**Text shown**
Default join shape

RIGHT build hash table (materialized in RAM) HASH key → row LEFT stream blocks (probe one-by-one) JOINED probe ⨝ build

The right side is fully materialized. Memory grows linearly with right-table cardinality; spills are not automatic with hash.

Key Numbers

6
join algorithms in join_algorithm
RIGHT
side is always built first
RAM
limit applies to build side
~1B
rows where partial_merge wins
N
grace_hash buckets spill to disk
O(1)
direct join via dictionary
GLOBAL
required for distributed correctness

The join_algorithm menu

ClickHouse exposes a comma-separated list; the planner picks the first algorithm whose preconditions are met. Default since 24.x is direct,parallel_hash,hash.

AlgorithmHow it worksBest forMemory
hashBuild hash on right, probe with leftSmall right sideO(right)
parallel_hashMulti-threaded build, sharded by key hashMedium right, multi-coreO(right)
partial_mergeSort both sides on key, mergeRight doesn't fit RAMO(sort buffer)
full_sorting_mergeAlways sort both sidesSkewed inputsO(sort buffer)
grace_hashHash with disk spill into N bucketsRight is huge but boundedBounded
directRight is a dictionary; lookup per rowRight is a Dictionary tableO(1) per probe
-- Force a specific algorithm for one query
SELECT u.name, e.event
FROM events AS e
JOIN users AS u ON u.id = e.user_id
SETTINGS join_algorithm = 'partial_merge';

When hash join falls over

hash stores the entire right side in RAM. If you join a 10B-row event table to a 200M-row user table on user_id, ClickHouse will try to put 200M rows in memory. With ~120 bytes/row that's 24 GB before the probe even starts — and max_bytes_in_join typically kills it well before that.

**List of tasks**
[A] Answer these questions about the page on ClickHouse join algorithms, giving each answer on its own line with the same mark:
(i) What setting value has been the default for join_algorithm since 24.x?
(ii) Which side of the default hash join is fully materialized in RAM?
(iii) In the example of joining a 200M-row user table, how much memory is needed before the probe starts?
[B] Carry on the page on ClickHouse join algorithms from the point where it stops.

**Given data**
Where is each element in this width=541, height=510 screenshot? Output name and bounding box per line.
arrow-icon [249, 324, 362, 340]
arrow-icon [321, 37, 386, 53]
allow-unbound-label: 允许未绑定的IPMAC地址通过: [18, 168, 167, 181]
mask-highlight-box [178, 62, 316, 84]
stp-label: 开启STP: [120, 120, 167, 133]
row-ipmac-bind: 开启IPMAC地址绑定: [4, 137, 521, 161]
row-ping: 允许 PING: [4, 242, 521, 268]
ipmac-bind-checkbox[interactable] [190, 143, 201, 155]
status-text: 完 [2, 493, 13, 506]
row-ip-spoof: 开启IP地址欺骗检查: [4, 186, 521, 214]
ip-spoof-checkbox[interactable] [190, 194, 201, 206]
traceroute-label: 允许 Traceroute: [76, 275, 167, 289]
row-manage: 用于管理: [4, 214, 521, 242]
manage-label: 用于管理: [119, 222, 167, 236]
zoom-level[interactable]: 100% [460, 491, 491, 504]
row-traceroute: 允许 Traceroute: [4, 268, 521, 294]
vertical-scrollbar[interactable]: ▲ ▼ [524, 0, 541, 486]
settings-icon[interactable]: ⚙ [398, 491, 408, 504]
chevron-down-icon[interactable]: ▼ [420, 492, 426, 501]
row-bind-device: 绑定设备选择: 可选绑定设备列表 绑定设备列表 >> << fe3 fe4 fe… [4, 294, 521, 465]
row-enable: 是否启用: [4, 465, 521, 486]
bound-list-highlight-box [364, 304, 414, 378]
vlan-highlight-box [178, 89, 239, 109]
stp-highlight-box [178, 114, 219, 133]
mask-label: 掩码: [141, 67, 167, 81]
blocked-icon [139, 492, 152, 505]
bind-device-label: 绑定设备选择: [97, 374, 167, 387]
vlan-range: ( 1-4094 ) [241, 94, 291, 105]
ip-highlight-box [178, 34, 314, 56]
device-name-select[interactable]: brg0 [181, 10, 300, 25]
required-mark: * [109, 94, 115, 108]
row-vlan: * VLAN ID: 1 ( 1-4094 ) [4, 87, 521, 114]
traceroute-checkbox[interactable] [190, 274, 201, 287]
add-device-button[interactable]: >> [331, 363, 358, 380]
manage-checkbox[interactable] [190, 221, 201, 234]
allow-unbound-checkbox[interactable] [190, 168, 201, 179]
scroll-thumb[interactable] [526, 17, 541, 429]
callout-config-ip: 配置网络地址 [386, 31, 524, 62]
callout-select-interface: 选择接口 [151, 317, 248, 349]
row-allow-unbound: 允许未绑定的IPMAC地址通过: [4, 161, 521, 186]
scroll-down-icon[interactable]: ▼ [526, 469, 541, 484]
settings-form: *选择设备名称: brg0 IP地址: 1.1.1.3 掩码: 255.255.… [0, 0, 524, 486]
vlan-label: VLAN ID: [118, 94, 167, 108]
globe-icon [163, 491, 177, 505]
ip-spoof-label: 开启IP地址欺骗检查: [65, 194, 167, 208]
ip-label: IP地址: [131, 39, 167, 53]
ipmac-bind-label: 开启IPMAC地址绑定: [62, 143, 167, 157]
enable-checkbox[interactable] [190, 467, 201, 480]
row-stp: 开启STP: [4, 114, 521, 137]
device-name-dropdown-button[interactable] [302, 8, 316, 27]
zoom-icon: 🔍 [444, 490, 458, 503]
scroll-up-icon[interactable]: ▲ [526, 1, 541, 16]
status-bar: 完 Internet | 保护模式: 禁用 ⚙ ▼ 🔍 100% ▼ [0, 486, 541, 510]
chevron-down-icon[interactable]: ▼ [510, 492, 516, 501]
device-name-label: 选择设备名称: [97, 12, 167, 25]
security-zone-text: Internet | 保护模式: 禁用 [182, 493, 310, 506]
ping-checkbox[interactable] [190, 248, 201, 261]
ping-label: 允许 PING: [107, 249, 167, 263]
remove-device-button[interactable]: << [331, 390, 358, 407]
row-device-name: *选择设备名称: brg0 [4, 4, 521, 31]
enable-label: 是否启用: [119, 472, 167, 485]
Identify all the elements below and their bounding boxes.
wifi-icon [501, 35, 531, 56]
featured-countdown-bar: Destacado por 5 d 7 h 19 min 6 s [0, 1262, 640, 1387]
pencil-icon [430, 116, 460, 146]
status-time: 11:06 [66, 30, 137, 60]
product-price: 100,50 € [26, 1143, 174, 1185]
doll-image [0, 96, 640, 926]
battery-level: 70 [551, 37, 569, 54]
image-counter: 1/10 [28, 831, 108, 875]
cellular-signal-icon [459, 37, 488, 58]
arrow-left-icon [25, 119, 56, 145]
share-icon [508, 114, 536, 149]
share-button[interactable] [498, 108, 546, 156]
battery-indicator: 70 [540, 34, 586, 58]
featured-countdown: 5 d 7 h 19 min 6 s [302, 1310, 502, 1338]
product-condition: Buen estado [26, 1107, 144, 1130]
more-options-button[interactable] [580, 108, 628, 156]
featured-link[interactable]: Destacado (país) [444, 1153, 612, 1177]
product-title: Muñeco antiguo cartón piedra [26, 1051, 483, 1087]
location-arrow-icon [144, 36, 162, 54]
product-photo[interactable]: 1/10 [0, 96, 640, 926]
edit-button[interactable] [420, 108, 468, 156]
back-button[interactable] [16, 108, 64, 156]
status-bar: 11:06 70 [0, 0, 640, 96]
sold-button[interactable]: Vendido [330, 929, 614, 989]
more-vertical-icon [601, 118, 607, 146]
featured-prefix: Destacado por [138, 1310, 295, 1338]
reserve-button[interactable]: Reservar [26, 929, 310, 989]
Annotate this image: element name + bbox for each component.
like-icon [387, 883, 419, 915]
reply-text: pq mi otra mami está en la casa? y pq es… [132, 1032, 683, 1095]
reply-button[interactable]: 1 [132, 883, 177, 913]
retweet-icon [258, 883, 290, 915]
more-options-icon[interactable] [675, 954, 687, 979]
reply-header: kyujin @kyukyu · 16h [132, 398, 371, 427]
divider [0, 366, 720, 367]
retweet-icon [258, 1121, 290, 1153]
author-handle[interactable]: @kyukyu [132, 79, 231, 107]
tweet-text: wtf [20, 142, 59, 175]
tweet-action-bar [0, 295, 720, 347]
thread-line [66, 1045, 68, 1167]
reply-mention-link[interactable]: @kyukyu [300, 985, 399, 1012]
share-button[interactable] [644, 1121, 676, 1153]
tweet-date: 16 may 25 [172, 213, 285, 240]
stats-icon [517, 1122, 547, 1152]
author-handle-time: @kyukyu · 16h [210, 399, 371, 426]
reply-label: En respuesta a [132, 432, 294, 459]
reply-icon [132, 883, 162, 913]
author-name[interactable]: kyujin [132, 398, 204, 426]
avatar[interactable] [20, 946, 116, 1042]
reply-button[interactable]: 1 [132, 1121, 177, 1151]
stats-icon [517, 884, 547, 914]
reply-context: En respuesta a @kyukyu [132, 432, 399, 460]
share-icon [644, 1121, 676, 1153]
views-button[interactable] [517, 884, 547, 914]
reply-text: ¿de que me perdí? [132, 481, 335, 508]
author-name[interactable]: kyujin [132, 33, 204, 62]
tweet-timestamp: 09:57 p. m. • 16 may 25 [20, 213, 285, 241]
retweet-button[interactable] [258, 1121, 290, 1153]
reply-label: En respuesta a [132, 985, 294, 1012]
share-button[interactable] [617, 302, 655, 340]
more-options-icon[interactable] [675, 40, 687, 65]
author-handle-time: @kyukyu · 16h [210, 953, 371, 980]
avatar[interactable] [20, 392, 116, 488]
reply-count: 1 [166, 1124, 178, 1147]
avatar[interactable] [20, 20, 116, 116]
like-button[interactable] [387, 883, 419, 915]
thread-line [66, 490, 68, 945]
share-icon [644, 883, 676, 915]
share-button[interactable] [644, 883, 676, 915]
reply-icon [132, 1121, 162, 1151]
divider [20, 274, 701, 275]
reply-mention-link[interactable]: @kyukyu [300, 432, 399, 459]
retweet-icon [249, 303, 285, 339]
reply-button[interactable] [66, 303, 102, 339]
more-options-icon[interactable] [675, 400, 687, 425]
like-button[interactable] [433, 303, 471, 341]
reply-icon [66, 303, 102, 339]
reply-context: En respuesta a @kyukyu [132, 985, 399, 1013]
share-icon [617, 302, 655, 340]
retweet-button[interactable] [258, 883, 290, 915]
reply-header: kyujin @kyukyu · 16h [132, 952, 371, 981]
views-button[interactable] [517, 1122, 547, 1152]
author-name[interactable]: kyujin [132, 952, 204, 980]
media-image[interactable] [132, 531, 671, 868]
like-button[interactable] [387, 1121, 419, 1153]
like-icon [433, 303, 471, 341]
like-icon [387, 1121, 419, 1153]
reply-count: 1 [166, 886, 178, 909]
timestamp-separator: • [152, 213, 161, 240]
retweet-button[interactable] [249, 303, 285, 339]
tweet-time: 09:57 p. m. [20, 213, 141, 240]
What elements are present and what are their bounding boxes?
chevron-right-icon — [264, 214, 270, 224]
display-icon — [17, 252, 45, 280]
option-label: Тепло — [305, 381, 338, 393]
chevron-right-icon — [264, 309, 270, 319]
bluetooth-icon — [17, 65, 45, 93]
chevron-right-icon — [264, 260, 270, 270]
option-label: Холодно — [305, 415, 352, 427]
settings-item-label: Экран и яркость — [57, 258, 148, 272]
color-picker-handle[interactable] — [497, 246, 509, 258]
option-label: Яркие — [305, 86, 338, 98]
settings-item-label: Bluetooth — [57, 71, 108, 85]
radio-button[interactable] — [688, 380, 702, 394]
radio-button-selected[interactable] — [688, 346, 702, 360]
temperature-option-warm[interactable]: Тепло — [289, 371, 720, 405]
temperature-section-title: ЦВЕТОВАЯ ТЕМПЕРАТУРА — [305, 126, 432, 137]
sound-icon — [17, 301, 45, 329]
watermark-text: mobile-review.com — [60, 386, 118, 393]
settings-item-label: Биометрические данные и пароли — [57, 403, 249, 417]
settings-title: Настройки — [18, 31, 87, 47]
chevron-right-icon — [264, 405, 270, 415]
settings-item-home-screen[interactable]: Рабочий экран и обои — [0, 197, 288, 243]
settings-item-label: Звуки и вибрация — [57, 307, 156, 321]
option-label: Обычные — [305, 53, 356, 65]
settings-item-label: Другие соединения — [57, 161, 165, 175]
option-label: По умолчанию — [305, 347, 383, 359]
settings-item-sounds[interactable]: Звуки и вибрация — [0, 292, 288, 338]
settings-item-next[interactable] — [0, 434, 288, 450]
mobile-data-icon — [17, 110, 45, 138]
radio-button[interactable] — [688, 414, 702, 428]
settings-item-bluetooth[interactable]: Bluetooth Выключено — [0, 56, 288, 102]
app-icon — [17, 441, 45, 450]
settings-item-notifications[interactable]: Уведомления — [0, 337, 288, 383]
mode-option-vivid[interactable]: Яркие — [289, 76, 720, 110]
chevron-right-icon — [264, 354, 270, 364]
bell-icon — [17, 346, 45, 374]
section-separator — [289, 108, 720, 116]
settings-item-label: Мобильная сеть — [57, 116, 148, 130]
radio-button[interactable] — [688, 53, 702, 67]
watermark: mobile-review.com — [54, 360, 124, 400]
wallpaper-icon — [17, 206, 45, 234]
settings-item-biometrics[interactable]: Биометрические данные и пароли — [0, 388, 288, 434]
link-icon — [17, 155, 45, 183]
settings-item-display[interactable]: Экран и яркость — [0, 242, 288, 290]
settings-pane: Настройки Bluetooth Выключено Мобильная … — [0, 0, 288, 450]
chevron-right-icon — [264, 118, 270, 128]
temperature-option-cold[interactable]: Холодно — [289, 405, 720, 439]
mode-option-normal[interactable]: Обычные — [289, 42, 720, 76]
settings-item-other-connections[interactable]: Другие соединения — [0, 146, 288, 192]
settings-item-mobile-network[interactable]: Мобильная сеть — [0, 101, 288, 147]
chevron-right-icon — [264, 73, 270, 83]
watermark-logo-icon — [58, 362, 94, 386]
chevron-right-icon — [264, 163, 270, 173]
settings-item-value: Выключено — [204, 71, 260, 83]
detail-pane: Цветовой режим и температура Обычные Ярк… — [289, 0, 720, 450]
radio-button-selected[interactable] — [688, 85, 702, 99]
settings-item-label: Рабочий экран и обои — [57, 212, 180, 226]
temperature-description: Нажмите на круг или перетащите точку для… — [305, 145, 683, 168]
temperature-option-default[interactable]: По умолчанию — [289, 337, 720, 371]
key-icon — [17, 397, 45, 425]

**Answers provided**
[A]
(i) direct,parallel_hash,hash
(ii) The right side.
(iii) 24 GB.

[B]
-- Memory ceiling for the build side
SET max_bytes_in_join = 10_000_000_000;  -- 10 GB

-- Spill to disk when over threshold (24+)
SET join_algorithm = 'grace_hash';
SET grace_hash_join_initial_buckets = 8;

grace_hash partitions both sides into buckets that fit in RAM, processes them one at a time, and writes intermediate state to disk. It trades CPU and IO for bounded memory. partial_merge sorts both sides and sweeps a merge pointer — slower for small joins but indifferent to right-side size.

Direct join: the dictionary trick

If the right side is a Dictionary, ClickHouse can skip the build phase entirely and probe with dictGet() per row. This is the direct algorithm. It is O(1) per row and uses constant memory because the dictionary is already in RAM.

CREATE DICTIONARY users_dict (
    id   UInt64,
    name String,
    plan LowCardinality(String)
)
PRIMARY KEY id
SOURCE(CLICKHOUSE(table 'users'))
LAYOUT(HASHED())
LIFETIME(3600);

-- Direct join: no build phase
SELECT e.event, u.plan
FROM events AS e
JOIN users_dict AS u ON u.id = e.user_id;
-- ↑ ClickHouse rewrites this to dictGet('users_dict', 'plan', e.user_id)

For small dimension tables, dictionary + direct join beats every other algorithm. It also dodges the distributed-join correctness footgun (next section).

Distributed JOINs & GLOBAL

With Distributed tables, a plain JOIN runs locally on each shard. If the right side is also Distributed, each shard joins against its own slice of the right table — which is silently wrong unless both tables are co-sharded on the join key.

-- WRONG (each shard sees only local right-side rows)
SELECT e.event, u.name
FROM events_dist AS e
JOIN users_dist  AS u ON u.id = e.user_id;

-- CORRECT (right side broadcast to all shards)
SELECT e.event, u.name
FROM events_dist AS e
GLOBAL JOIN users_dist AS u ON u.id = e.user_id;

GLOBAL JOIN evaluates the right side once on the initiator and ships the result to every shard as a temporary table. Cost: the right side is sent over the network N times (once per shard). For a small right side this is fine; for a large one, co-shard the tables on the join key and use a plain JOIN.

Inspecting joins in system.*

-- Which algorithm was actually used?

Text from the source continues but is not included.